THE TASK
Search the records for "bccancer" and copy each line that holds it.
---------- SUPPLIED RECORDS
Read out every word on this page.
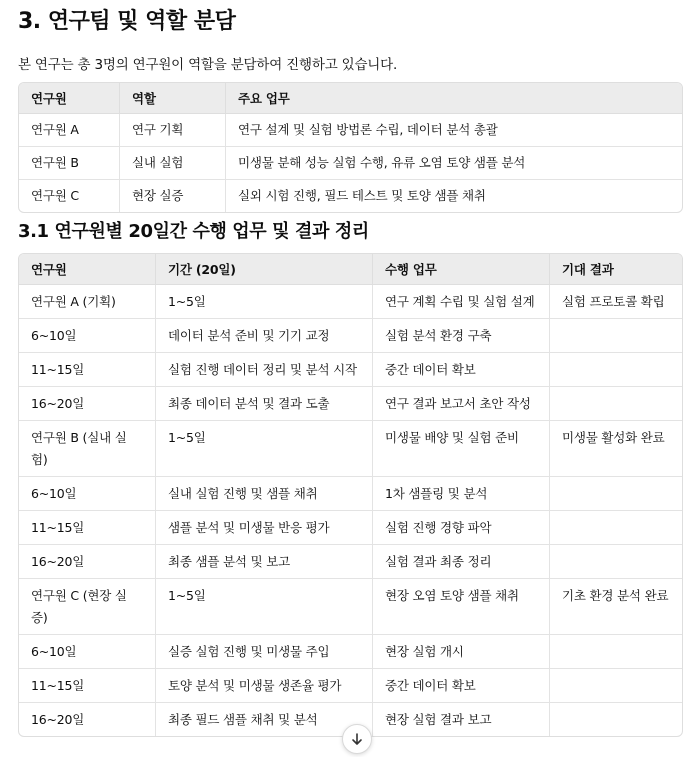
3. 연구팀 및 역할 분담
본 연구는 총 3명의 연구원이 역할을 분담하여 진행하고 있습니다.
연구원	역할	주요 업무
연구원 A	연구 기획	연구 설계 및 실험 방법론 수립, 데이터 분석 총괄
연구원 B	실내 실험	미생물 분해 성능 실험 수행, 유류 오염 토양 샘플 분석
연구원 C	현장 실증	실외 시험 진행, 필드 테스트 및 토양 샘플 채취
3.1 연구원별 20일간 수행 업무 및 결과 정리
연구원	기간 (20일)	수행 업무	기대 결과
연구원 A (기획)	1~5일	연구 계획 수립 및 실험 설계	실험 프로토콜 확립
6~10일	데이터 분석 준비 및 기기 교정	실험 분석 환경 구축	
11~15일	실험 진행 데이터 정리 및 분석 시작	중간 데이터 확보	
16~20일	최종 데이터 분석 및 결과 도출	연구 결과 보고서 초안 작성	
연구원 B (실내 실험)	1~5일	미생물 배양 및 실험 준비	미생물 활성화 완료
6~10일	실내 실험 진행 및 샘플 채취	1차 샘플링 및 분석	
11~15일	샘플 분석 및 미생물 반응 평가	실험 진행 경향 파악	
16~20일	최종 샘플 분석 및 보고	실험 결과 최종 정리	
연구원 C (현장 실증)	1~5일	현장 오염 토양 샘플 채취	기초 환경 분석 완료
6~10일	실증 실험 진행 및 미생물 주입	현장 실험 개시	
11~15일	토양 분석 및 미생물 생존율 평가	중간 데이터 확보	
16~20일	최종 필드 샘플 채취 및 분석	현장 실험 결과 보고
--------------------
---------- SUPPLIED RECORDS
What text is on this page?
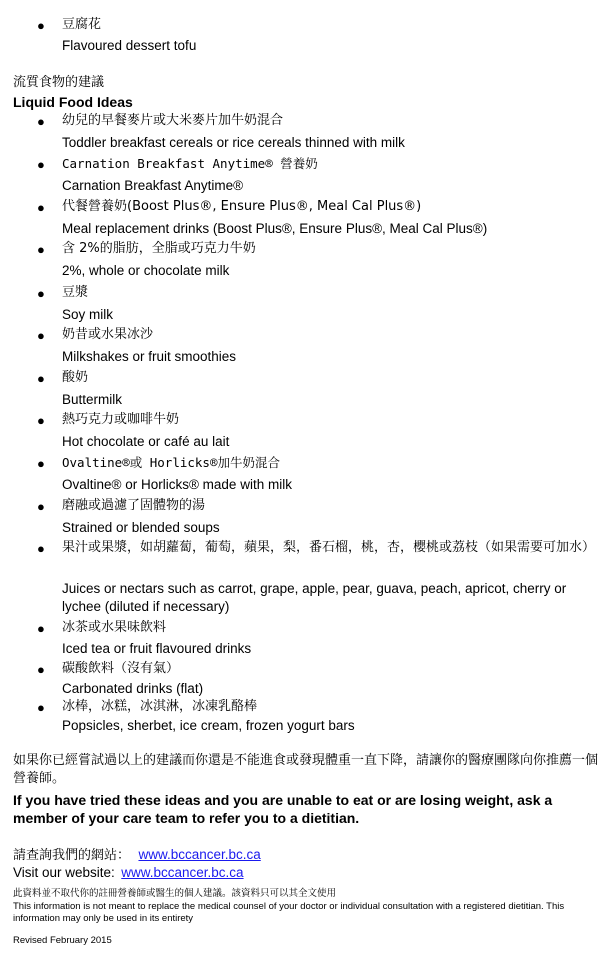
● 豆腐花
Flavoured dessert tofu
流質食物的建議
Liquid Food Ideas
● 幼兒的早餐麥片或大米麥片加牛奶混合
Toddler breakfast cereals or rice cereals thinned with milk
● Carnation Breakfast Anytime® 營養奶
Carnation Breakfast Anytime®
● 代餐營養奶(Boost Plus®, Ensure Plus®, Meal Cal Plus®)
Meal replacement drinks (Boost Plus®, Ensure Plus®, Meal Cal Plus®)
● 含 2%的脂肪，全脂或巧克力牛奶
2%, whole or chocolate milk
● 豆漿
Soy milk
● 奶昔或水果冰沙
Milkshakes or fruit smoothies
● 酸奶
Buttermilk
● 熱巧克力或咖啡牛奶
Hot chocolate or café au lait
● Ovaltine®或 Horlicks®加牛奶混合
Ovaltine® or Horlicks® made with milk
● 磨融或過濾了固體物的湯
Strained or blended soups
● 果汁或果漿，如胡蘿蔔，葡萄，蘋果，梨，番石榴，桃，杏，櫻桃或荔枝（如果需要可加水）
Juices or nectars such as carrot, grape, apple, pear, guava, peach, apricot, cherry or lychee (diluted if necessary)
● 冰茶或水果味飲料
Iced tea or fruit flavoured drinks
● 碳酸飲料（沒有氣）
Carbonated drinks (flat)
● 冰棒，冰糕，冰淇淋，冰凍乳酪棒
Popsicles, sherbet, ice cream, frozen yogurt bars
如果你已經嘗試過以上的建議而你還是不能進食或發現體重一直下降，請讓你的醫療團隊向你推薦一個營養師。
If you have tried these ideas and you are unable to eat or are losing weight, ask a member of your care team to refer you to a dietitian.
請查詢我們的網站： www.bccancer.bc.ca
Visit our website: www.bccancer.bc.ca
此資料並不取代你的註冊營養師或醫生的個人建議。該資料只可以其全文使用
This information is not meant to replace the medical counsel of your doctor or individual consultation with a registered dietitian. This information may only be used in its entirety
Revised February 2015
--------------------
ANSWER TO THE EXERCISE
請查詢我們的網站： www.bccancer.bc.ca
Visit our website: www.bccancer.bc.ca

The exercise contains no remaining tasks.